— START DOCUMENT —

For this reason, -1^2 doesn't produce what you may naively expect:
julia> -1^2
-1
In order to override the default precedence, just use parentheses as appropriate:
julia> (-1)^2
1
As suggested by Lyndon White in a comment, a nice way to visualise the precedence of operations in an expression is to quote it
julia> :(-1 ^ 2)
:(-(1 ^ 2))
julia> :((-1) ^ 2)
:((-1) ^ 2)
and dump it to see the full AST:
julia> dump(:(-1 ^ 2))
Expr
head: Symbol call
args: Array{Any}((2,))
1: Symbol -
2: Expr
head: Symbol call
args: Array{Any}((3,))
1: Symbol ^
2: Int64 1
3: Int64 2
julia> dump(:((-1) ^ 2))
Expr
head: Symbol call
args: Array{Any}((3,))
1: Symbol ^
2: Int64 -1
3: Int64 2
Here you can note that in the first case the exponentiation is done before the negation, in the second case where parentheses are used, negation comes before exponentiation.
Another neat way to see how an expression is lowered in Julia is to use the Meta.lower function:
julia> Meta.lower(Main, :(-1 ^ 2) )
:($(Expr(:thunk, CodeInfo(
# none within `top-level scope'
1 ─ %1 = Core.apply_type(Base.Val, 2)
│ %2 = (%1)()
│ %3 = Base.literal_pow(^, 1, %2)
│ %4 = -%3
└── return %4
))))
julia> Meta.lower(Main, :((-1) ^ 2) )
:($(Expr(:thunk, CodeInfo(
# none within `top-level scope'
1 ─ %1 = Core.apply_type(Base.Val, 2)
│ %2 = (%1)()
│ %3 = Base.literal_pow(^, -1, %2)
└── return %3
))))
For your particular problem you can do
function computeequation()
result = 0
for k = 1:1000_000
result = result + ((-1) ^ (k + 1))/((2 * k) - 1)
end
return 4 * result
end
Answering my own question. Looks like adding braces around the -1 solves the problem.
function computeequation()
result = 0
for k = 1:1000000
result = result + (((-1)^(k+1))/((2 * k) - 1))
end
return 4 * result
end

— END DOCUMENT —
— START DATA PROVIDED —

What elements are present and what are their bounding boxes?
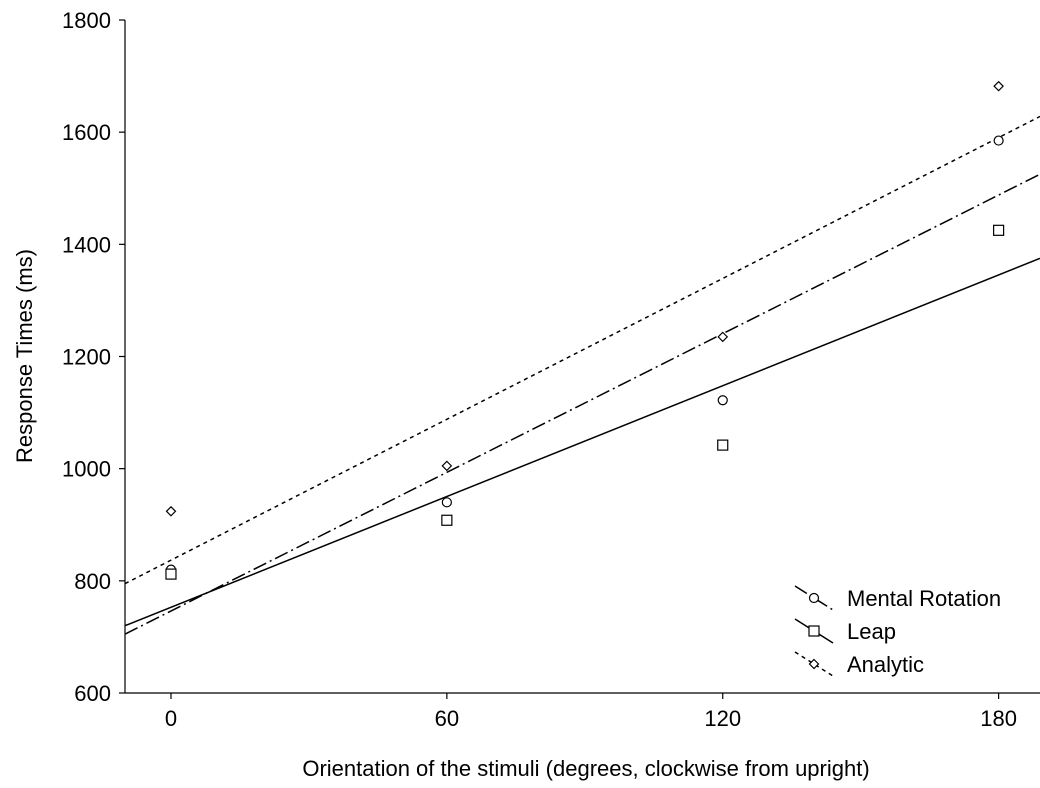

— END DATA PROVIDED —

Which function does the Julia precedence discussion name for seeing how an expression is lowered? The lines are material separate from the Julia precedence discussion.

Meta.lower